Problem statement — Quote all of the entries word for word.

Given entries —
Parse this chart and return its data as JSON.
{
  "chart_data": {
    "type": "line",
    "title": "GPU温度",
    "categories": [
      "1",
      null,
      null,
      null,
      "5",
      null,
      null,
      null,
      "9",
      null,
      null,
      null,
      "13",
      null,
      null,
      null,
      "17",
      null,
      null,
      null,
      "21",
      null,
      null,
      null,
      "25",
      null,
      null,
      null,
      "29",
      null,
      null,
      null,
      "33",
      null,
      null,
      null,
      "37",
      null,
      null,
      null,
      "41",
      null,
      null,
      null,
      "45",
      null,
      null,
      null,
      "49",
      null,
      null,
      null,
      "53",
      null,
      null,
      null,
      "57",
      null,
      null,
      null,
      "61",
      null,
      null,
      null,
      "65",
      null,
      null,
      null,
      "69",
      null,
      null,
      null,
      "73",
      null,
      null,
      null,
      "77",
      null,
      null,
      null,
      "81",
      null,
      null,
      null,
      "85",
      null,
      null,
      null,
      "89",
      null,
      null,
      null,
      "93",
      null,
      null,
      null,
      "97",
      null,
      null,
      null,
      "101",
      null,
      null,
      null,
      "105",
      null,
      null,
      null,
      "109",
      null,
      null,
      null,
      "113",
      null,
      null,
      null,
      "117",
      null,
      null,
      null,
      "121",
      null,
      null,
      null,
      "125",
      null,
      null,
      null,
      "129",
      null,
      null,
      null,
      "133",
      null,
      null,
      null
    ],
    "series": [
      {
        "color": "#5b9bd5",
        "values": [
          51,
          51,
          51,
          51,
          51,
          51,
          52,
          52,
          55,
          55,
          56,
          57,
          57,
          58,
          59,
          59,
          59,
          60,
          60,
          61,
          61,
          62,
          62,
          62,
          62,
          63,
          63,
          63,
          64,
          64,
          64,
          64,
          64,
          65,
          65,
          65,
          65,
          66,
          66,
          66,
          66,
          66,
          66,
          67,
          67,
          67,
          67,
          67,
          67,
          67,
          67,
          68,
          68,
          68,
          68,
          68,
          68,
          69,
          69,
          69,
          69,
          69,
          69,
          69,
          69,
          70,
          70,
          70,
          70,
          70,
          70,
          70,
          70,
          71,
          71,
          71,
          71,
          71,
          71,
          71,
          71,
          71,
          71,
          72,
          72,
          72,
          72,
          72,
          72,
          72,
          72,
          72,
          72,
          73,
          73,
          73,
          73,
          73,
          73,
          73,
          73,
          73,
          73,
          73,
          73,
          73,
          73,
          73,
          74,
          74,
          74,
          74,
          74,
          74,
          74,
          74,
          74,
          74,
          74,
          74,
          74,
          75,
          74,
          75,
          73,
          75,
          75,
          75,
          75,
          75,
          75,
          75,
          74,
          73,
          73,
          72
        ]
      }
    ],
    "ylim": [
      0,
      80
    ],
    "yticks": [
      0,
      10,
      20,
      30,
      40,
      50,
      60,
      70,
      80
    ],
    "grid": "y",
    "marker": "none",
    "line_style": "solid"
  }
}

Reply —
Parse this chart and return its data as JSON.
{
  "chart_data": {
    "type": "line",
    "title": "GPU温度",
    "categories": [
      "1",
      null,
      null,
      null,
      "5",
      null,
      null,
      null,
      "9",
      null,
      null,
      null,
      "13",
      null,
      null,
      null,
      "17",
      null,
      null,
      null,
      "21",
      null,
      null,
      null,
      "25",
      null,
      null,
      null,
      "29",
      null,
      null,
      null,
      "33",
      null,
      null,
      null,
      "37",
      null,
      null,
      null,
      "41",
      null,
      null,
      null,
      "45",
      null,
      null,
      null,
      "49",
      null,
      null,
      null,
      "53",
      null,
      null,
      null,
      "57",
      null,
      null,
      null,
      "61",
      null,
      null,
      null,
      "65",
      null,
      null,
      null,
      "69",
      null,
      null,
      null,
      "73",
      null,
      null,
      null,
      "77",
      null,
      null,
      null,
      "81",
      null,
      null,
      null,
      "85",
      null,
      null,
      null,
      "89",
      null,
      null,
      null,
      "93",
      null,
      null,
      null,
      "97",
      null,
      null,
      null,
      "101",
      null,
      null,
      null,
      "105",
      null,
      null,
      null,
      "109",
      null,
      null,
      null,
      "113",
      null,
      null,
      null,
      "117",
      null,
      null,
      null,
      "121",
      null,
      null,
      null,
      "125",
      null,
      null,
      null,
      "129",
      null,
      null,
      null,
      "133",
      null,
      null,
      null
    ],
    "series": [
      {
        "color": "#5b9bd5",
        "values": [
          51,
          51,
          51,
          51,
          51,
          51,
          52,
          52,
          55,
          55,
          56,
          57,
          57,
          58,
          59,
          59,
          59,
          60,
          60,
          61,
          61,
          62,
          62,
          62,
          62,
          63,
          63,
          63,
          64,
          64,
          64,
          64,
          64,
          65,
          65,
          65,
          65,
          66,
          66,
          66,
          66,
          66,
          66,
          67,
          67,
          67,
          67,
          67,
          67,
          67,
          67,
          68,
          68,
          68,
          68,
          68,
          68,
          69,
          69,
          69,
          69,
          69,
          69,
          69,
          69,
          70,
          70,
          70,
          70,
          70,
          70,
          70,
          70,
          71,
          71,
          71,
          71,
          71,
          71,
          71,
          71,
          71,
          71,
          72,
          72,
          72,
          72,
          72,
          72,
          72,
          72,
          72,
          72,
          73,
          73,
          73,
          73,
          73,
          73,
          73,
          73,
          73,
          73,
          73,
          73,
          73,
          73,
          73,
          74,
          74,
          74,
          74,
          74,
          74,
          74,
          74,
          74,
          74,
          74,
          74,
          74,
          75,
          74,
          75,
          73,
          75,
          75,
          75,
          75,
          75,
          75,
          75,
          74,
          73,
          73,
          72
        ]
      }
    ],
    "ylim": [
      0,
      80
    ],
    "yticks": [
      0,
      10,
      20,
      30,
      40,
      50,
      60,
      70,
      80
    ],
    "grid": "y",
    "marker": "none",
    "line_style": "solid"
  }
}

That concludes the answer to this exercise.